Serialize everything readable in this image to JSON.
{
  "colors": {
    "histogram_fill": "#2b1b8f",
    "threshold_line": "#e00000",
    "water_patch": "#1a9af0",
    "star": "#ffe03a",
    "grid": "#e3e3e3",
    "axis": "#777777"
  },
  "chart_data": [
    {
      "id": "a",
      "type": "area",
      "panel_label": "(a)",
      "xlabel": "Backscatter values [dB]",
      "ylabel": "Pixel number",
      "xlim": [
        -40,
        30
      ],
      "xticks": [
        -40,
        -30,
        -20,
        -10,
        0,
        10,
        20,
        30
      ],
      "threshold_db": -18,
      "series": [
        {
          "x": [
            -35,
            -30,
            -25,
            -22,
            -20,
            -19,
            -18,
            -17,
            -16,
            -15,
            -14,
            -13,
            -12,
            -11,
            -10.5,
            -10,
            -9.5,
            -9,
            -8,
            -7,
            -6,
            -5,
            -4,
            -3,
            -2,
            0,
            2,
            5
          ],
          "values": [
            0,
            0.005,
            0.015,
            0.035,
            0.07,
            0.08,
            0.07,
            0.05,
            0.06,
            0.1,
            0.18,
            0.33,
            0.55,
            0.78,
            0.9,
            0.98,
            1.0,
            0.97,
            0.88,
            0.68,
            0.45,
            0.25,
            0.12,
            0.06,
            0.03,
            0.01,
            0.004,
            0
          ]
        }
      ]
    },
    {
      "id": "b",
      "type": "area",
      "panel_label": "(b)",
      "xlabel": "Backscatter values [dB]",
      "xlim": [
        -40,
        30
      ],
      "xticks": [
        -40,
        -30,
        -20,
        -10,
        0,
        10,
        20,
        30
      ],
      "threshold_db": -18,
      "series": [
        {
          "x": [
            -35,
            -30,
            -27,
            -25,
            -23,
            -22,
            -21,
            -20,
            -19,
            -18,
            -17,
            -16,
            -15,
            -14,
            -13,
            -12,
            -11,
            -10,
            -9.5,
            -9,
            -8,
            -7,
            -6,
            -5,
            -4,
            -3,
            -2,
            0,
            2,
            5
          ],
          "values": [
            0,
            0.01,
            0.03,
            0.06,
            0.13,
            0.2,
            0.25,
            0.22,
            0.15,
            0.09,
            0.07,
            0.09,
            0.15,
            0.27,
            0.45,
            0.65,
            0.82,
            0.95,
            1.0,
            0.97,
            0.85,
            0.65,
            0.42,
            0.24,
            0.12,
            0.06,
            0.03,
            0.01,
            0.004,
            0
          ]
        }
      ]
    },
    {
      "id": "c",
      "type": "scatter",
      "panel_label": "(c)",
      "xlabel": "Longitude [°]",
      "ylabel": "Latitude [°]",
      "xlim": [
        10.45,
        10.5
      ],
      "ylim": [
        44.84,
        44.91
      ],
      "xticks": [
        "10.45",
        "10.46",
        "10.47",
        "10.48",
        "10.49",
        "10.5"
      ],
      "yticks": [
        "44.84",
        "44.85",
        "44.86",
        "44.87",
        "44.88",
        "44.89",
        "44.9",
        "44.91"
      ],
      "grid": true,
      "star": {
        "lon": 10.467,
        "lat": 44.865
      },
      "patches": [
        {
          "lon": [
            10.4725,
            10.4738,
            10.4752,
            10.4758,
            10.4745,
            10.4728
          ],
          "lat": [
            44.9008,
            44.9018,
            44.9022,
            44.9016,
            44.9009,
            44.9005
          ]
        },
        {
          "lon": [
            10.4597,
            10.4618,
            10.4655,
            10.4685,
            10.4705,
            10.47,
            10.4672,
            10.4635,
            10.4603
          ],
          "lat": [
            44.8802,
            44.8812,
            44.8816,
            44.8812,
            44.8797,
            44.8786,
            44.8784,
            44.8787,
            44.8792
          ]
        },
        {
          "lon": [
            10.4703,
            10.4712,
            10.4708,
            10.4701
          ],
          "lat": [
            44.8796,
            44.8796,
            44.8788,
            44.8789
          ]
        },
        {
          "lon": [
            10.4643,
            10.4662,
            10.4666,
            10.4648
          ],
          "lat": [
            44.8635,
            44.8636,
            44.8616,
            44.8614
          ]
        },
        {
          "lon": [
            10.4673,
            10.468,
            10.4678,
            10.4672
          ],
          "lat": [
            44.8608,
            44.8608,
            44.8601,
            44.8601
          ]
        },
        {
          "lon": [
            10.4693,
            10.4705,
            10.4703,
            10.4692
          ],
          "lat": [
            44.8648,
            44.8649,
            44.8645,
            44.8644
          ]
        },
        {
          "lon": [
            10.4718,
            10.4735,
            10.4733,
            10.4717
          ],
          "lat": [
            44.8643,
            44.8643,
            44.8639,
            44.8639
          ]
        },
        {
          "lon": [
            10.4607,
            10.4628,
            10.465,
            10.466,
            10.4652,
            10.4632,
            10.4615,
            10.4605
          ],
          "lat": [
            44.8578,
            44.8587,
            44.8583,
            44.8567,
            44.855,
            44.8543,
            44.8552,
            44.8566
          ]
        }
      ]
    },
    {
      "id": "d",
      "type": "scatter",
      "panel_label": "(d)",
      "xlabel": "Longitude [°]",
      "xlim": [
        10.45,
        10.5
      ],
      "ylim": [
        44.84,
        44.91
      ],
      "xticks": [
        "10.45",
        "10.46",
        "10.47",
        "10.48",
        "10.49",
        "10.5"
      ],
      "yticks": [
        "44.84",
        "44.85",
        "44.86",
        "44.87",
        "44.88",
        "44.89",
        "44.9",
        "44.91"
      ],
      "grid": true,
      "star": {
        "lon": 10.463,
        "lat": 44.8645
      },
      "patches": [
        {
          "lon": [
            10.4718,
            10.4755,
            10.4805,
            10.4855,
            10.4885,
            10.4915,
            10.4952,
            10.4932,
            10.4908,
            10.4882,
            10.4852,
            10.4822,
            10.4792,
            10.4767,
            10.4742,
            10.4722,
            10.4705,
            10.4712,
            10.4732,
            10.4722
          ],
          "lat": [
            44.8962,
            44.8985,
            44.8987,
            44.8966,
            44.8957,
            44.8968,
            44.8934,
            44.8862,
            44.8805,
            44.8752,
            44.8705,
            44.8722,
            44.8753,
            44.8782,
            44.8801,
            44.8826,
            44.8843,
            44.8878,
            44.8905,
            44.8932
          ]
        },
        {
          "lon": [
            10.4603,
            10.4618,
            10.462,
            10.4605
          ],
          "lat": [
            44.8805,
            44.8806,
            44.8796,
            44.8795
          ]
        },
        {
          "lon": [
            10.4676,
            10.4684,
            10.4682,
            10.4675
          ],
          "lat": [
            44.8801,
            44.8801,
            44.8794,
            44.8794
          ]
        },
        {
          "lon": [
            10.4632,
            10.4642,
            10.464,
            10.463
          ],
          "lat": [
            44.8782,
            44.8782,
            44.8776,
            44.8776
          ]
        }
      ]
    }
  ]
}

# Request:
Faithfully copy every entry, leaving nothing out.

# Exercise result:
Serialize everything readable in this image to JSON.
{
  "colors": {
    "histogram_fill": "#2b1b8f",
    "threshold_line": "#e00000",
    "water_patch": "#1a9af0",
    "star": "#ffe03a",
    "grid": "#e3e3e3",
    "axis": "#777777"
  },
  "chart_data": [
    {
      "id": "a",
      "type": "area",
      "panel_label": "(a)",
      "xlabel": "Backscatter values [dB]",
      "ylabel": "Pixel number",
      "xlim": [
        -40,
        30
      ],
      "xticks": [
        -40,
        -30,
        -20,
        -10,
        0,
        10,
        20,
        30
      ],
      "threshold_db": -18,
      "series": [
        {
          "x": [
            -35,
            -30,
            -25,
            -22,
            -20,
            -19,
            -18,
            -17,
            -16,
            -15,
            -14,
            -13,
            -12,
            -11,
            -10.5,
            -10,
            -9.5,
            -9,
            -8,
            -7,
            -6,
            -5,
            -4,
            -3,
            -2,
            0,
            2,
            5
          ],
          "values": [
            0,
            0.005,
            0.015,
            0.035,
            0.07,
            0.08,
            0.07,
            0.05,
            0.06,
            0.1,
            0.18,
            0.33,
            0.55,
            0.78,
            0.9,
            0.98,
            1.0,
            0.97,
            0.88,
            0.68,
            0.45,
            0.25,
            0.12,
            0.06,
            0.03,
            0.01,
            0.004,
            0
          ]
        }
      ]
    },
    {
      "id": "b",
      "type": "area",
      "panel_label": "(b)",
      "xlabel": "Backscatter values [dB]",
      "xlim": [
        -40,
        30
      ],
      "xticks": [
        -40,
        -30,
        -20,
        -10,
        0,
        10,
        20,
        30
      ],
      "threshold_db": -18,
      "series": [
        {
          "x": [
            -35,
            -30,
            -27,
            -25,
            -23,
            -22,
            -21,
            -20,
            -19,
            -18,
            -17,
            -16,
            -15,
            -14,
            -13,
            -12,
            -11,
            -10,
            -9.5,
            -9,
            -8,
            -7,
            -6,
            -5,
            -4,
            -3,
            -2,
            0,
            2,
            5
          ],
          "values": [
            0,
            0.01,
            0.03,
            0.06,
            0.13,
            0.2,
            0.25,
            0.22,
            0.15,
            0.09,
            0.07,
            0.09,
            0.15,
            0.27,
            0.45,
            0.65,
            0.82,
            0.95,
            1.0,
            0.97,
            0.85,
            0.65,
            0.42,
            0.24,
            0.12,
            0.06,
            0.03,
            0.01,
            0.004,
            0
          ]
        }
      ]
    },
    {
      "id": "c",
      "type": "scatter",
      "panel_label": "(c)",
      "xlabel": "Longitude [°]",
      "ylabel": "Latitude [°]",
      "xlim": [
        10.45,
        10.5
      ],
      "ylim": [
        44.84,
        44.91
      ],
      "xticks": [
        "10.45",
        "10.46",
        "10.47",
        "10.48",
        "10.49",
        "10.5"
      ],
      "yticks": [
        "44.84",
        "44.85",
        "44.86",
        "44.87",
        "44.88",
        "44.89",
        "44.9",
        "44.91"
      ],
      "grid": true,
      "star": {
        "lon": 10.467,
        "lat": 44.865
      },
      "patches": [
        {
          "lon": [
            10.4725,
            10.4738,
            10.4752,
            10.4758,
            10.4745,
            10.4728
          ],
          "lat": [
            44.9008,
            44.9018,
            44.9022,
            44.9016,
            44.9009,
            44.9005
          ]
        },
        {
          "lon": [
            10.4597,
            10.4618,
            10.4655,
            10.4685,
            10.4705,
            10.47,
            10.4672,
            10.4635,
            10.4603
          ],
          "lat": [
            44.8802,
            44.8812,
            44.8816,
            44.8812,
            44.8797,
            44.8786,
            44.8784,
            44.8787,
            44.8792
          ]
        },
        {
          "lon": [
            10.4703,
            10.4712,
            10.4708,
            10.4701
          ],
          "lat": [
            44.8796,
            44.8796,
            44.8788,
            44.8789
          ]
        },
        {
          "lon": [
            10.4643,
            10.4662,
            10.4666,
            10.4648
          ],
          "lat": [
            44.8635,
            44.8636,
            44.8616,
            44.8614
          ]
        },
        {
          "lon": [
            10.4673,
            10.468,
            10.4678,
            10.4672
          ],
          "lat": [
            44.8608,
            44.8608,
            44.8601,
            44.8601
          ]
        },
        {
          "lon": [
            10.4693,
            10.4705,
            10.4703,
            10.4692
          ],
          "lat": [
            44.8648,
            44.8649,
            44.8645,
            44.8644
          ]
        },
        {
          "lon": [
            10.4718,
            10.4735,
            10.4733,
            10.4717
          ],
          "lat": [
            44.8643,
            44.8643,
            44.8639,
            44.8639
          ]
        },
        {
          "lon": [
            10.4607,
            10.4628,
            10.465,
            10.466,
            10.4652,
            10.4632,
            10.4615,
            10.4605
          ],
          "lat": [
            44.8578,
            44.8587,
            44.8583,
            44.8567,
            44.855,
            44.8543,
            44.8552,
            44.8566
          ]
        }
      ]
    },
    {
      "id": "d",
      "type": "scatter",
      "panel_label": "(d)",
      "xlabel": "Longitude [°]",
      "xlim": [
        10.45,
        10.5
      ],
      "ylim": [
        44.84,
        44.91
      ],
      "xticks": [
        "10.45",
        "10.46",
        "10.47",
        "10.48",
        "10.49",
        "10.5"
      ],
      "yticks": [
        "44.84",
        "44.85",
        "44.86",
        "44.87",
        "44.88",
        "44.89",
        "44.9",
        "44.91"
      ],
      "grid": true,
      "star": {
        "lon": 10.463,
        "lat": 44.8645
      },
      "patches": [
        {
          "lon": [
            10.4718,
            10.4755,
            10.4805,
            10.4855,
            10.4885,
            10.4915,
            10.4952,
            10.4932,
            10.4908,
            10.4882,
            10.4852,
            10.4822,
            10.4792,
            10.4767,
            10.4742,
            10.4722,
            10.4705,
            10.4712,
            10.4732,
            10.4722
          ],
          "lat": [
            44.8962,
            44.8985,
            44.8987,
            44.8966,
            44.8957,
            44.8968,
            44.8934,
            44.8862,
            44.8805,
            44.8752,
            44.8705,
            44.8722,
            44.8753,
            44.8782,
            44.8801,
            44.8826,
            44.8843,
            44.8878,
            44.8905,
            44.8932
          ]
        },
        {
          "lon": [
            10.4603,
            10.4618,
            10.462,
            10.4605
          ],
          "lat": [
            44.8805,
            44.8806,
            44.8796,
            44.8795
          ]
        },
        {
          "lon": [
            10.4676,
            10.4684,
            10.4682,
            10.4675
          ],
          "lat": [
            44.8801,
            44.8801,
            44.8794,
            44.8794
          ]
        },
        {
          "lon": [
            10.4632,
            10.4642,
            10.464,
            10.463
          ],
          "lat": [
            44.8782,
            44.8782,
            44.8776,
            44.8776
          ]
        }
      ]
    }
  ]
}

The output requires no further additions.